"""

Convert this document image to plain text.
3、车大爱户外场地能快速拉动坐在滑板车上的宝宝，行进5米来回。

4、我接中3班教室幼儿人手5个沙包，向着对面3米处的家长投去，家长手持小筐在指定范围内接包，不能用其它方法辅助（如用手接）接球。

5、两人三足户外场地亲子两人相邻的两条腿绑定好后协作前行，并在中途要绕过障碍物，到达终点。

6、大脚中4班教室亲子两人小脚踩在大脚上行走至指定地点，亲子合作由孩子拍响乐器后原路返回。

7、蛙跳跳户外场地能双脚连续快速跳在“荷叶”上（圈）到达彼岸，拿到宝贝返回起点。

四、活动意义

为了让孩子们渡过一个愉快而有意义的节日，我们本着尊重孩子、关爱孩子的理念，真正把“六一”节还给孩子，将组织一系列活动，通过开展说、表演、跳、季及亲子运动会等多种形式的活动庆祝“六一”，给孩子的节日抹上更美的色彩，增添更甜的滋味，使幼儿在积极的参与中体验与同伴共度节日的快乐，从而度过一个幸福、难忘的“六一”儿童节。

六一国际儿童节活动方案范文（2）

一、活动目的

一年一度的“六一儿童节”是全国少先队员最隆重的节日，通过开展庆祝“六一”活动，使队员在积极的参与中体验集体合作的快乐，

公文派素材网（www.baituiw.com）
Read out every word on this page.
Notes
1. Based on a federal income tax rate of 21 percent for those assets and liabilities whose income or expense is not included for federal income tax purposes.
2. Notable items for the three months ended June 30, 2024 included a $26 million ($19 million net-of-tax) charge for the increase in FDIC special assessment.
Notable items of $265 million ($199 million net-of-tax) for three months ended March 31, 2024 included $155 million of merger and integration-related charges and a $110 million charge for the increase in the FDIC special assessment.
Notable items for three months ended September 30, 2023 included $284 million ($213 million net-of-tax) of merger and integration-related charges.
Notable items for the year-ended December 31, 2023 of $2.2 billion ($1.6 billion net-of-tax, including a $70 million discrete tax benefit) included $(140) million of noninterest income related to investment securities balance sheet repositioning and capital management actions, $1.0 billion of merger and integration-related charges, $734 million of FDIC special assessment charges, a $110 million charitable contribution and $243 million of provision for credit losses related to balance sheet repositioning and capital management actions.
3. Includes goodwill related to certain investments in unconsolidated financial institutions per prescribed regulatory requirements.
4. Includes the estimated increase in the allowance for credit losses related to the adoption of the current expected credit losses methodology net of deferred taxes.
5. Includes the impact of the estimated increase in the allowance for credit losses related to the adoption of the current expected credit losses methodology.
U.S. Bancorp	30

"""

Work to do
Copy every record exactly, with nothing added or dropped.

Written answer
Convert this document image to plain text.
3、车大爱户外场地能快速拉动坐在滑板车上的宝宝，行进5米来回。

4、我接中3班教室幼儿人手5个沙包，向着对面3米处的家长投去，家长手持小筐在指定范围内接包，不能用其它方法辅助（如用手接）接球。

5、两人三足户外场地亲子两人相邻的两条腿绑定好后协作前行，并在中途要绕过障碍物，到达终点。

6、大脚中4班教室亲子两人小脚踩在大脚上行走至指定地点，亲子合作由孩子拍响乐器后原路返回。

7、蛙跳跳户外场地能双脚连续快速跳在“荷叶”上（圈）到达彼岸，拿到宝贝返回起点。

四、活动意义

为了让孩子们渡过一个愉快而有意义的节日，我们本着尊重孩子、关爱孩子的理念，真正把“六一”节还给孩子，将组织一系列活动，通过开展说、表演、跳、季及亲子运动会等多种形式的活动庆祝“六一”，给孩子的节日抹上更美的色彩，增添更甜的滋味，使幼儿在积极的参与中体验与同伴共度节日的快乐，从而度过一个幸福、难忘的“六一”儿童节。

六一国际儿童节活动方案范文（2）

一、活动目的

一年一度的“六一儿童节”是全国少先队员最隆重的节日，通过开展庆祝“六一”活动，使队员在积极的参与中体验集体合作的快乐，

公文派素材网（www.baituiw.com）
Read out every word on this page.
Notes
1. Based on a federal income tax rate of 21 percent for those assets and liabilities whose income or expense is not included for federal income tax purposes.
2. Notable items for the three months ended June 30, 2024 included a $26 million ($19 million net-of-tax) charge for the increase in FDIC special assessment.
Notable items of $265 million ($199 million net-of-tax) for three months ended March 31, 2024 included $155 million of merger and integration-related charges and a $110 million charge for the increase in the FDIC special assessment.
Notable items for three months ended September 30, 2023 included $284 million ($213 million net-of-tax) of merger and integration-related charges.
Notable items for the year-ended December 31, 2023 of $2.2 billion ($1.6 billion net-of-tax, including a $70 million discrete tax benefit) included $(140) million of noninterest income related to investment securities balance sheet repositioning and capital management actions, $1.0 billion of merger and integration-related charges, $734 million of FDIC special assessment charges, a $110 million charitable contribution and $243 million of provision for credit losses related to balance sheet repositioning and capital management actions.
3. Includes goodwill related to certain investments in unconsolidated financial institutions per prescribed regulatory requirements.
4. Includes the estimated increase in the allowance for credit losses related to the adoption of the current expected credit losses methodology net of deferred taxes.
5. Includes the impact of the estimated increase in the allowance for credit losses related to the adoption of the current expected credit losses methodology.
U.S. Bancorp	30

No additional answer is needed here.